> **Provided data**:
+++++

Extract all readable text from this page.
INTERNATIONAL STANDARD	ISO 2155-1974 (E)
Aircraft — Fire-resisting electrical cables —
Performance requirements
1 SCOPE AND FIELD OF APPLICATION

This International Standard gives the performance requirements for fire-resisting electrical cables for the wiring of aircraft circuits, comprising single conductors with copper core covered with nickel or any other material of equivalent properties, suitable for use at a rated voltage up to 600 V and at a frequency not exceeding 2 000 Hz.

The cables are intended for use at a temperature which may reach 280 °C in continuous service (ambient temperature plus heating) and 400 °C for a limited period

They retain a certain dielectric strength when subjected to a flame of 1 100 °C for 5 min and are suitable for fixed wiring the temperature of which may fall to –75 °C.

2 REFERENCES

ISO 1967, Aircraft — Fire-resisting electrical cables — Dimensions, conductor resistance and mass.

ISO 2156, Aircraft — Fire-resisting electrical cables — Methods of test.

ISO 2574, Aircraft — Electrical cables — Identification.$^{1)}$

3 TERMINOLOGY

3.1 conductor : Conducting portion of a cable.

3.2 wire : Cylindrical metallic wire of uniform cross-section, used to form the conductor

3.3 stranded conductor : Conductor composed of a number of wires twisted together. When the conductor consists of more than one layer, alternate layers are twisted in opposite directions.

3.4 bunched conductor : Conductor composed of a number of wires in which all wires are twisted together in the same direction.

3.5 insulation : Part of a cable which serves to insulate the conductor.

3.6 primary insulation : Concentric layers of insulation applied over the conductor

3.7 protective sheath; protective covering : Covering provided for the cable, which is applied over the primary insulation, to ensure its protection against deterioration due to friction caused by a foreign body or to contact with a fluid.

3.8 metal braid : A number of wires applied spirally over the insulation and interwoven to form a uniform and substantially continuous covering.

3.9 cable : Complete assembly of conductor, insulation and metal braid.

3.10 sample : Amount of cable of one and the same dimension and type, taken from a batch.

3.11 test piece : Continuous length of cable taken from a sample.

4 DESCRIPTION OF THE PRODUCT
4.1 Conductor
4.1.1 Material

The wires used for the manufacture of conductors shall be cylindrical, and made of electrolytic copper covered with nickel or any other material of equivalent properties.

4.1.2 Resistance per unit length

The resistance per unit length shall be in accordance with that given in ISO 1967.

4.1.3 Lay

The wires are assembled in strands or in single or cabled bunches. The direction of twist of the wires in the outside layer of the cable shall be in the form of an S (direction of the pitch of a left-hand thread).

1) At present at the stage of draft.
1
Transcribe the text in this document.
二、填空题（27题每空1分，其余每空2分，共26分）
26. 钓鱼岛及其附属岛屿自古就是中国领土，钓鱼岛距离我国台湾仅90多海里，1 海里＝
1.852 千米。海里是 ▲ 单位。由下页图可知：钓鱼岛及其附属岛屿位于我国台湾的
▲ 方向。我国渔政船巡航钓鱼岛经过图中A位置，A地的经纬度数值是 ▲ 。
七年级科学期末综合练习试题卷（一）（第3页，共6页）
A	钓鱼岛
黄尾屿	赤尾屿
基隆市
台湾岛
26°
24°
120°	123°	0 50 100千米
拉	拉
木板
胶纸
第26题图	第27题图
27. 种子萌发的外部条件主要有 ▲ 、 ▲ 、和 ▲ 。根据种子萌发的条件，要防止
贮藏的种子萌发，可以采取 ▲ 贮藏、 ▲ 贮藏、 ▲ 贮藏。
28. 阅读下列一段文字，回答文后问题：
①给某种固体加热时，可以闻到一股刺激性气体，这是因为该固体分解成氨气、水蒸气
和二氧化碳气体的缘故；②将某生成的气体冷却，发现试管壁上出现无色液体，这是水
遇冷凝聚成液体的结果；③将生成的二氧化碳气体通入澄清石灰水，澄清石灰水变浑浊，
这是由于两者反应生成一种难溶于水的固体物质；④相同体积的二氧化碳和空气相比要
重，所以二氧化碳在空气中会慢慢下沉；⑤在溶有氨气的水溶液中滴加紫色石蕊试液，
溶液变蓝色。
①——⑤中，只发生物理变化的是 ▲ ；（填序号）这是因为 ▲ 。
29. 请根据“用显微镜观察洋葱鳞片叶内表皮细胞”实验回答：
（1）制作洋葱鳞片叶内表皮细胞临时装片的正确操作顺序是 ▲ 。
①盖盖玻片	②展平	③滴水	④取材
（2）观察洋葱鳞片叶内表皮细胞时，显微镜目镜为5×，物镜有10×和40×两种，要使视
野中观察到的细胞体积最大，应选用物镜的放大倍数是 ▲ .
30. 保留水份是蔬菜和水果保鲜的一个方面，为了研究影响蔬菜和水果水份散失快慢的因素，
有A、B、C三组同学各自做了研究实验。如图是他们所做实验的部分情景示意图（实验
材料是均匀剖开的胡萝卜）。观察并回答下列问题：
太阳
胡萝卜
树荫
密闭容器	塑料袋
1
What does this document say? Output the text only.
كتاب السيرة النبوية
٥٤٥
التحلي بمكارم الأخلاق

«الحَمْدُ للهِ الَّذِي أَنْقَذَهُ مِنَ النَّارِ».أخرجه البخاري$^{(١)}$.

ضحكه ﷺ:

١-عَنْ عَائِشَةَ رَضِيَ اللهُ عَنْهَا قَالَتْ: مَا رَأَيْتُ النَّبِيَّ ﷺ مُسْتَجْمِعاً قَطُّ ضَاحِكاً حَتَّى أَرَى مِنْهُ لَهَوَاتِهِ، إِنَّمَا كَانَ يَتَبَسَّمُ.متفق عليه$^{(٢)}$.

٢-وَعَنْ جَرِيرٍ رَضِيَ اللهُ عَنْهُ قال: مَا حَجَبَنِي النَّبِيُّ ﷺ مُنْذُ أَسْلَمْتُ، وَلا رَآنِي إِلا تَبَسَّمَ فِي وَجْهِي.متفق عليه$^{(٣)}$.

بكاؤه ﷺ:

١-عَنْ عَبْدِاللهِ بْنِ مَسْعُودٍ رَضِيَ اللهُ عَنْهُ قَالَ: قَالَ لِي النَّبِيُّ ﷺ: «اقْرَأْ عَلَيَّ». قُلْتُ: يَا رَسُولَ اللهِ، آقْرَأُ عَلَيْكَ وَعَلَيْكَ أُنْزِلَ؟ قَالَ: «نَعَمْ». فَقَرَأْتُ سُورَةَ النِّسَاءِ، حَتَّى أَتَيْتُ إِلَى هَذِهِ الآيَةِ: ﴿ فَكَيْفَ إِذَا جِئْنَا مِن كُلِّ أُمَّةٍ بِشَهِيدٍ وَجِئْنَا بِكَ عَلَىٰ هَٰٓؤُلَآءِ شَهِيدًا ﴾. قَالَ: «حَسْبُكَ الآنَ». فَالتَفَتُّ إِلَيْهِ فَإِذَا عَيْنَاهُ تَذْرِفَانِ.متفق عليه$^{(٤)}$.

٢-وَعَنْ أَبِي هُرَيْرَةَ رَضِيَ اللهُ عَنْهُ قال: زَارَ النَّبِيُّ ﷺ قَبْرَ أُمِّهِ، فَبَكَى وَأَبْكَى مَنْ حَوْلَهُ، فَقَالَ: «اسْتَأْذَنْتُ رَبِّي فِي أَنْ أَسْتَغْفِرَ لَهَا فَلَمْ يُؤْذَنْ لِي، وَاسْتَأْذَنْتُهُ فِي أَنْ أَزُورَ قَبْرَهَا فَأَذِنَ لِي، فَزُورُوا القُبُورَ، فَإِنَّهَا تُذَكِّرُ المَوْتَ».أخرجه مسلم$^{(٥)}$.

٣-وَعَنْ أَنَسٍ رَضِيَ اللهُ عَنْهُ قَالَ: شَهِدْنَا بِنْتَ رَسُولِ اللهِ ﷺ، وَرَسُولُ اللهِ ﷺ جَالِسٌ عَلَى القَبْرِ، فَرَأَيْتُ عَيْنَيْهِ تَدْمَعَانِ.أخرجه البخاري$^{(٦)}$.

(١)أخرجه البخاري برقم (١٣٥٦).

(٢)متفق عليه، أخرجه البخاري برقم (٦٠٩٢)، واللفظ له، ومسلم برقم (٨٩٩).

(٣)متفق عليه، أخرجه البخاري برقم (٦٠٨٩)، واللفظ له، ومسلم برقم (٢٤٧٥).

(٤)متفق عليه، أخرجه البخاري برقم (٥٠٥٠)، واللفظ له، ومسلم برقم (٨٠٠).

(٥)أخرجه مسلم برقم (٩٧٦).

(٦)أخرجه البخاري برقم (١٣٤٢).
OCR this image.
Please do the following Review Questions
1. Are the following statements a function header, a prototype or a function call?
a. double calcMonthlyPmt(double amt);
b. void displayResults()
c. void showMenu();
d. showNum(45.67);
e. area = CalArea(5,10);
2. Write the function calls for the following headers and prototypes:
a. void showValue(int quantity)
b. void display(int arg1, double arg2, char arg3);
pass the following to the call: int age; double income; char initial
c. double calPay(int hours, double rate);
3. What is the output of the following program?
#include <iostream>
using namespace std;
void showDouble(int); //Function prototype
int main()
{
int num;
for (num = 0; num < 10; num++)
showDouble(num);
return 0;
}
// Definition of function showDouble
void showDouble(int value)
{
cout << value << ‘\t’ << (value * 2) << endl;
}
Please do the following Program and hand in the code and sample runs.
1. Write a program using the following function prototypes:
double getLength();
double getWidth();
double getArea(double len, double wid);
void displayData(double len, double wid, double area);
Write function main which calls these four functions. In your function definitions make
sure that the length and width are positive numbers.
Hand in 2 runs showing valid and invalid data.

+++++

> **Required work**: Search the data for "that". Copy every matching line.

> **Result of the task**:
The resistance per unit length shall be in accordance with that given in ISO 1967.
sure that the length and width are positive numbers.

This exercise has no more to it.